Dataset items:
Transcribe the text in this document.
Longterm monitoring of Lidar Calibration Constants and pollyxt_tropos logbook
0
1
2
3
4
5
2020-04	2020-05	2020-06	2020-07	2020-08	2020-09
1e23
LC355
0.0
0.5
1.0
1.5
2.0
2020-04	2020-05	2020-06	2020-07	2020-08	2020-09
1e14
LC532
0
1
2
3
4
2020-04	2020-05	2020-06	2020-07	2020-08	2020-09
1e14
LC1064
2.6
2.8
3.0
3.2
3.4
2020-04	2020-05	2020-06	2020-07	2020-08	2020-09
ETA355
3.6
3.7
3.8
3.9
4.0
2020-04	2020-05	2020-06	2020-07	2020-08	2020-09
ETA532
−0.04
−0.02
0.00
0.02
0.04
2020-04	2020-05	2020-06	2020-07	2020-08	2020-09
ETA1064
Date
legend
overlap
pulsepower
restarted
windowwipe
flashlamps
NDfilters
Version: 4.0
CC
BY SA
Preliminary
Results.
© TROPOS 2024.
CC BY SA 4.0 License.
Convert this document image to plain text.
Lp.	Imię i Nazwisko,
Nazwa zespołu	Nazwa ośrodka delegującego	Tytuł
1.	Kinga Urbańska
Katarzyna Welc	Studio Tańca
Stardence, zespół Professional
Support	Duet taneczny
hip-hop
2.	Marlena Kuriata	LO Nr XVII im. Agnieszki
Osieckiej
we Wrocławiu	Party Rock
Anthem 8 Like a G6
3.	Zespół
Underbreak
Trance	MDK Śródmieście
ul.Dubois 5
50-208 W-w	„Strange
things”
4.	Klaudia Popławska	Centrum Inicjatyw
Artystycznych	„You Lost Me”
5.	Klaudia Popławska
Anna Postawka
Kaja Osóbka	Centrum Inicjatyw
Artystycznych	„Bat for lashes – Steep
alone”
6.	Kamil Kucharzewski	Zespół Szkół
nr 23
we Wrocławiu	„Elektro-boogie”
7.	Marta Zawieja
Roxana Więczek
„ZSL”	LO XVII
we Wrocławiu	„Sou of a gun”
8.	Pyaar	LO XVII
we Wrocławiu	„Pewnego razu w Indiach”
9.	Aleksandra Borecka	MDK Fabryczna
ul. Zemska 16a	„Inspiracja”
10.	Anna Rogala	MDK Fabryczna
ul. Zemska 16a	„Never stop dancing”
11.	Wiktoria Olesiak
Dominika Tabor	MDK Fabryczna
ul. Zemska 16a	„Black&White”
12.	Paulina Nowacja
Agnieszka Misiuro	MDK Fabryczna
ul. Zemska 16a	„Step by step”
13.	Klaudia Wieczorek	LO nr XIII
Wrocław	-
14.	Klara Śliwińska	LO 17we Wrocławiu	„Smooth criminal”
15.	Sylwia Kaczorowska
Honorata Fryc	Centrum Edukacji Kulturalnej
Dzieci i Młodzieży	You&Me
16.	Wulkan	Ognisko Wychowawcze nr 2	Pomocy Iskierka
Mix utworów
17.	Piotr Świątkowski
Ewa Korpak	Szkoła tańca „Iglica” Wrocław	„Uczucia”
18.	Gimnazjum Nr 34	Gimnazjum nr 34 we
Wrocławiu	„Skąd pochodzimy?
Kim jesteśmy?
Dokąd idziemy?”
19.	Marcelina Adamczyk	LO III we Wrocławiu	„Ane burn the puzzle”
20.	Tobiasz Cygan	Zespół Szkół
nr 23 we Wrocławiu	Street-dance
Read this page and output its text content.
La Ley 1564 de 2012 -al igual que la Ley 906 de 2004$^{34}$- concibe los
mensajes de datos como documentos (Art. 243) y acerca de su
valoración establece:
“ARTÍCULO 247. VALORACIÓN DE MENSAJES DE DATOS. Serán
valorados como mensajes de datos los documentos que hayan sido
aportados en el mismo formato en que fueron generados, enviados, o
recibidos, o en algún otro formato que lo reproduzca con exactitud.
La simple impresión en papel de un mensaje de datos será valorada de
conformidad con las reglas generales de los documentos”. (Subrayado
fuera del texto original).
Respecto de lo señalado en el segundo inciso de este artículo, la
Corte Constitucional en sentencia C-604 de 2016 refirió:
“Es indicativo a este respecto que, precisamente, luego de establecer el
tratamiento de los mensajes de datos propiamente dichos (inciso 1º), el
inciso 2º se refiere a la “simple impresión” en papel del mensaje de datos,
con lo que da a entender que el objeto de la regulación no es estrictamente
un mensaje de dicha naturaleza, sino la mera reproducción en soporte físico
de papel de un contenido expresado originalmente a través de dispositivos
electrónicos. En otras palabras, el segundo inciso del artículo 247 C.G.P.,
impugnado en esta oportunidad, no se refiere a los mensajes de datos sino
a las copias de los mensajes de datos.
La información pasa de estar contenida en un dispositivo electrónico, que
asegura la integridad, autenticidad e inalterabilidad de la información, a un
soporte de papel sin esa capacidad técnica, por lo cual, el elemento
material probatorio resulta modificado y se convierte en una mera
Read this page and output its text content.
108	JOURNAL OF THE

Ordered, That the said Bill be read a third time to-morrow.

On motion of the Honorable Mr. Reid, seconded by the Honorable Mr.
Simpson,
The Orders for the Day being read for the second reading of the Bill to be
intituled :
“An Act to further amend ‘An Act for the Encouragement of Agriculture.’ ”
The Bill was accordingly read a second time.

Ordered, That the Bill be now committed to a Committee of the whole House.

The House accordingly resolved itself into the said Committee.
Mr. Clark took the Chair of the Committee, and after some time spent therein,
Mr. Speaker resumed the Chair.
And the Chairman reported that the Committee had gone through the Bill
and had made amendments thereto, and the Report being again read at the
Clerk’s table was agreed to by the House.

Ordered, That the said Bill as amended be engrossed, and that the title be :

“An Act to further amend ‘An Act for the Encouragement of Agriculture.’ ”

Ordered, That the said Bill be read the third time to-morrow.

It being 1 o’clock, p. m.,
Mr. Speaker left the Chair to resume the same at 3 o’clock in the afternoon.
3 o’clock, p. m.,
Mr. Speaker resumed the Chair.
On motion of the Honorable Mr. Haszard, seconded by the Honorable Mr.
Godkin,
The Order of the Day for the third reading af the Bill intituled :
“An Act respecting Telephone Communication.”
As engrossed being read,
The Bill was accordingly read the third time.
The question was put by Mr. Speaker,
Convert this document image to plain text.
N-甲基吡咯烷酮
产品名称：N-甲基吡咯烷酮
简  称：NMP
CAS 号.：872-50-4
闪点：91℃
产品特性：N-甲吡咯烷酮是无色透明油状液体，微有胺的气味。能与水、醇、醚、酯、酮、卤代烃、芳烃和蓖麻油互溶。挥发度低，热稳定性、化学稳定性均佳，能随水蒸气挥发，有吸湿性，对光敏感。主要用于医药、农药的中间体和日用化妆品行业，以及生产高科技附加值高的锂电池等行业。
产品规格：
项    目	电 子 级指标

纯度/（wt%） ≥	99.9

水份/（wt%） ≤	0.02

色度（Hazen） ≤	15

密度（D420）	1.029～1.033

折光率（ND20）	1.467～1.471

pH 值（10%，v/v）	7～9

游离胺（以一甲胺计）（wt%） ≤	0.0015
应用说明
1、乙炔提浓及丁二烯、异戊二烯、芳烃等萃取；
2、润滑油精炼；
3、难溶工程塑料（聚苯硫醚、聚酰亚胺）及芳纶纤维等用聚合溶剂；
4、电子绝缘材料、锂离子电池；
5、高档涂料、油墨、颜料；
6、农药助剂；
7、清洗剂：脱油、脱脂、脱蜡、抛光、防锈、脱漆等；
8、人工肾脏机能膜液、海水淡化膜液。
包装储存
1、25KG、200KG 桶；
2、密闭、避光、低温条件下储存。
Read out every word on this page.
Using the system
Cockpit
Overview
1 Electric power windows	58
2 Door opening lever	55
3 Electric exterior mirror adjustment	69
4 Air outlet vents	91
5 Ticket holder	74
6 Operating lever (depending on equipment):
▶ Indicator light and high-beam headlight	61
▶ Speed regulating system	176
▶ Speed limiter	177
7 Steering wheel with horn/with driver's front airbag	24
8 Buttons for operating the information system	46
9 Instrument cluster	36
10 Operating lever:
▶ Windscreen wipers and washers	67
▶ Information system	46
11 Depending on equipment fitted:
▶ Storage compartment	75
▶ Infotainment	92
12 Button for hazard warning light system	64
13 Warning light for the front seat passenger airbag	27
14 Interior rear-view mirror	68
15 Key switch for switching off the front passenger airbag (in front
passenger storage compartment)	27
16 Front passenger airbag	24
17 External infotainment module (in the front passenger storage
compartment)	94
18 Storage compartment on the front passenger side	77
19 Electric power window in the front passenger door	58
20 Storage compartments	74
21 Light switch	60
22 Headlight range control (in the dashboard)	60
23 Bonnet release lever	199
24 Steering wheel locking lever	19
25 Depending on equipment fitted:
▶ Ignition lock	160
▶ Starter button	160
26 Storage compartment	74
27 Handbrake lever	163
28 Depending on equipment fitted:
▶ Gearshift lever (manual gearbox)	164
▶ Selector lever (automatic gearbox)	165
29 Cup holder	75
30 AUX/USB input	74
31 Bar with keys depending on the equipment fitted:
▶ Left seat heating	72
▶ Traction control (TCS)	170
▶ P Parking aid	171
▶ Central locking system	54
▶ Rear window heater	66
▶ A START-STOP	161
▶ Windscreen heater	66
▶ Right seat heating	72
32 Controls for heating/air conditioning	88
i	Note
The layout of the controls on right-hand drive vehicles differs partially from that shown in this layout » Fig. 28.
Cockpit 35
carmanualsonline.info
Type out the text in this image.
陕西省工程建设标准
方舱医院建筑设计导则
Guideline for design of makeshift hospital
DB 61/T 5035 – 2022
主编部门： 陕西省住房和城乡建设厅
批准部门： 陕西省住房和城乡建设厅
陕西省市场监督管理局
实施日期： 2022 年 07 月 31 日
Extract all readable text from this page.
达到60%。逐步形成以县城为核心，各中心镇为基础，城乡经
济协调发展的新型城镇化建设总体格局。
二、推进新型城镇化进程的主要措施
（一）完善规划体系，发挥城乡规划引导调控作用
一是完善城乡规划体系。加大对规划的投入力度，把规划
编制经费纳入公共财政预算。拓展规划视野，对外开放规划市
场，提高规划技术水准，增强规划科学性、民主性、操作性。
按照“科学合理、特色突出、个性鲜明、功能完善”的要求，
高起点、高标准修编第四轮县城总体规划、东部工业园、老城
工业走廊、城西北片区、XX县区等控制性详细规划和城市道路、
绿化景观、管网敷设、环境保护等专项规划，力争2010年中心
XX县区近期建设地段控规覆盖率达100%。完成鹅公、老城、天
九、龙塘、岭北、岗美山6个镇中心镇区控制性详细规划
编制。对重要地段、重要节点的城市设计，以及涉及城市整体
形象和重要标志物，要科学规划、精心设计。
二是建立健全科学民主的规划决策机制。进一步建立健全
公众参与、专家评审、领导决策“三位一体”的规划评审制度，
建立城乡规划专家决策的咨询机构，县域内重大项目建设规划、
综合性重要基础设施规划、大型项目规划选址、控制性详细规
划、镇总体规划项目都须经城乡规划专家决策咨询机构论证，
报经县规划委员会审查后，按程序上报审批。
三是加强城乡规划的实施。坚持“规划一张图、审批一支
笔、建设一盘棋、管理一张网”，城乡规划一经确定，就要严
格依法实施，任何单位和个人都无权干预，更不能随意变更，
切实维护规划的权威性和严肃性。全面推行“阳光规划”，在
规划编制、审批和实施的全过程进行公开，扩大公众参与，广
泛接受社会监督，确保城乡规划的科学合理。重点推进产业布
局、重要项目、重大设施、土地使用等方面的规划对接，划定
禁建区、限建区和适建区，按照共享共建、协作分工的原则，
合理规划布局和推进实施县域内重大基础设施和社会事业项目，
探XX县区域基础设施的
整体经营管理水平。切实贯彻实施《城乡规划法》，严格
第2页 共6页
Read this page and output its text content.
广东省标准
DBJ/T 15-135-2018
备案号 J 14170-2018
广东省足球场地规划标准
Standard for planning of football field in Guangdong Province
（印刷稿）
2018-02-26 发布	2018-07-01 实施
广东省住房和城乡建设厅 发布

## Task directions
Report all lines of the data above that include the string "engrossed".

## Answer to the exercise
Ordered, That the said Bill as amended be engrossed, and that the title be :
As engrossed being read,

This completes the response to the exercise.